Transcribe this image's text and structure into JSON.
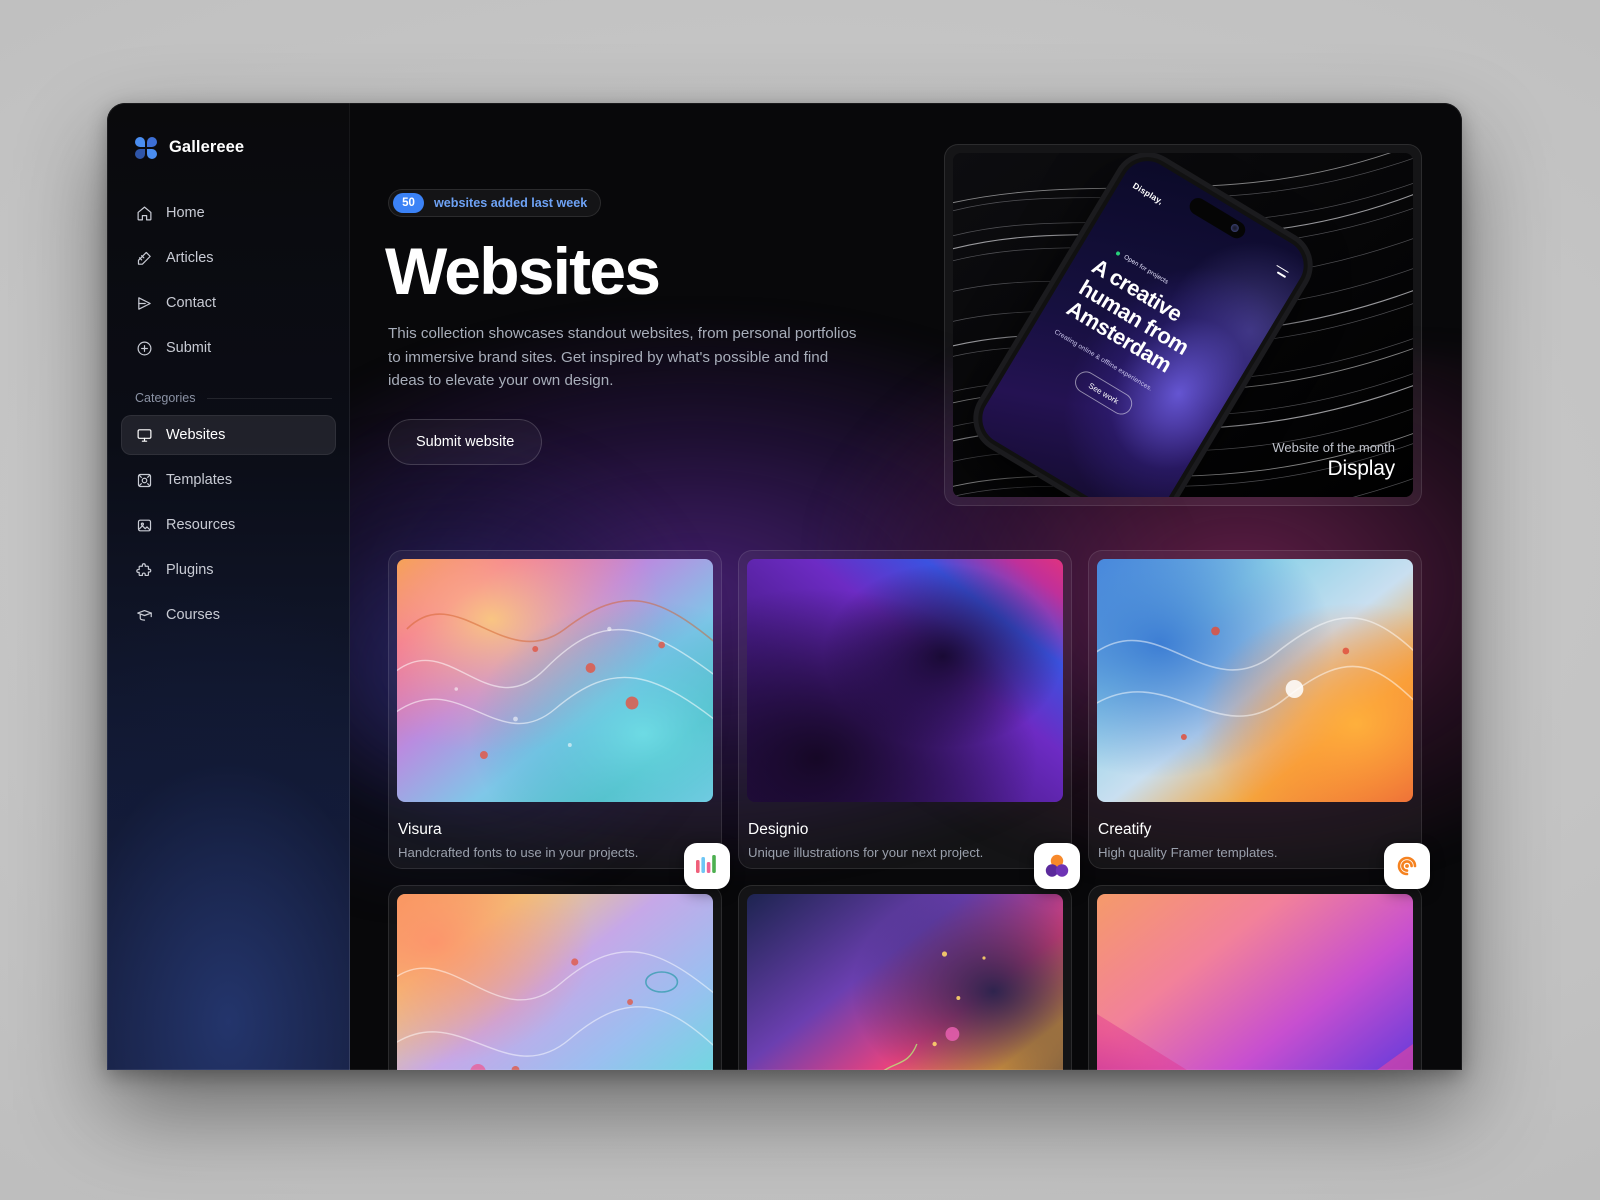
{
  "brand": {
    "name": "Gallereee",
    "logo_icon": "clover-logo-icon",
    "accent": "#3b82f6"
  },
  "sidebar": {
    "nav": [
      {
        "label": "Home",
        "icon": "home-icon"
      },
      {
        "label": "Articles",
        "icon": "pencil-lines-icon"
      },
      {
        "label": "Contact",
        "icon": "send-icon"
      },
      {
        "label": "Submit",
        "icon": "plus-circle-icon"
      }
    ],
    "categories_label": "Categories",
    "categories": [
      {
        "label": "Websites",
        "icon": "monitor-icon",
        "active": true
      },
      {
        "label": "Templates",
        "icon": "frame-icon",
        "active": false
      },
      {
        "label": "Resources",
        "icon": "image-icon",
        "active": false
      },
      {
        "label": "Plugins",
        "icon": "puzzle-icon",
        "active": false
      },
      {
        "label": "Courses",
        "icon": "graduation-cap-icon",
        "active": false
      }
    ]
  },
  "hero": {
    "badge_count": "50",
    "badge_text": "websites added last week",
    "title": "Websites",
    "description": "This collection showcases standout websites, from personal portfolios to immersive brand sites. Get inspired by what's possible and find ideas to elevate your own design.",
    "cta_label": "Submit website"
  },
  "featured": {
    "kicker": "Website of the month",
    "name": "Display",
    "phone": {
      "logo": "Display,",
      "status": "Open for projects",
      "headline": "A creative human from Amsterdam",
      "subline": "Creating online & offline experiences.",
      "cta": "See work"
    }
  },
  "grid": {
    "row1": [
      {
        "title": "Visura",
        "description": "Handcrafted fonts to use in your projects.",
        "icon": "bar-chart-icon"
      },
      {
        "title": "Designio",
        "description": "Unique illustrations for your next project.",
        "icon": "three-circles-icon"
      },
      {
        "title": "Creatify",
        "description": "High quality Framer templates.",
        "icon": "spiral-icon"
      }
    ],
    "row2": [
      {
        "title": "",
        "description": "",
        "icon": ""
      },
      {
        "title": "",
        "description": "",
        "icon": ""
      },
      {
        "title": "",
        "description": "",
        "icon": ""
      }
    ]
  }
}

(Task to complete): Please transcribe the material above exactly as written. Leave the pictures out.

(Solution to this exercise):
Transcribe this image's text and structure into JSON.
{
  "brand": {
    "name": "Gallereee",
    "logo_icon": "clover-logo-icon",
    "accent": "#3b82f6"
  },
  "sidebar": {
    "nav": [
      {
        "label": "Home",
        "icon": "home-icon"
      },
      {
        "label": "Articles",
        "icon": "pencil-lines-icon"
      },
      {
        "label": "Contact",
        "icon": "send-icon"
      },
      {
        "label": "Submit",
        "icon": "plus-circle-icon"
      }
    ],
    "categories_label": "Categories",
    "categories": [
      {
        "label": "Websites",
        "icon": "monitor-icon",
        "active": true
      },
      {
        "label": "Templates",
        "icon": "frame-icon",
        "active": false
      },
      {
        "label": "Resources",
        "icon": "image-icon",
        "active": false
      },
      {
        "label": "Plugins",
        "icon": "puzzle-icon",
        "active": false
      },
      {
        "label": "Courses",
        "icon": "graduation-cap-icon",
        "active": false
      }
    ]
  },
  "hero": {
    "badge_count": "50",
    "badge_text": "websites added last week",
    "title": "Websites",
    "description": "This collection showcases standout websites, from personal portfolios to immersive brand sites. Get inspired by what's possible and find ideas to elevate your own design.",
    "cta_label": "Submit website"
  },
  "featured": {
    "kicker": "Website of the month",
    "name": "Display",
    "phone": {
      "logo": "Display,",
      "status": "Open for projects",
      "headline": "A creative human from Amsterdam",
      "subline": "Creating online & offline experiences.",
      "cta": "See work"
    }
  },
  "grid": {
    "row1": [
      {
        "title": "Visura",
        "description": "Handcrafted fonts to use in your projects.",
        "icon": "bar-chart-icon"
      },
      {
        "title": "Designio",
        "description": "Unique illustrations for your next project.",
        "icon": "three-circles-icon"
      },
      {
        "title": "Creatify",
        "description": "High quality Framer templates.",
        "icon": "spiral-icon"
      }
    ],
    "row2": [
      {
        "title": "",
        "description": "",
        "icon": ""
      },
      {
        "title": "",
        "description": "",
        "icon": ""
      },
      {
        "title": "",
        "description": "",
        "icon": ""
      }
    ]
  }
}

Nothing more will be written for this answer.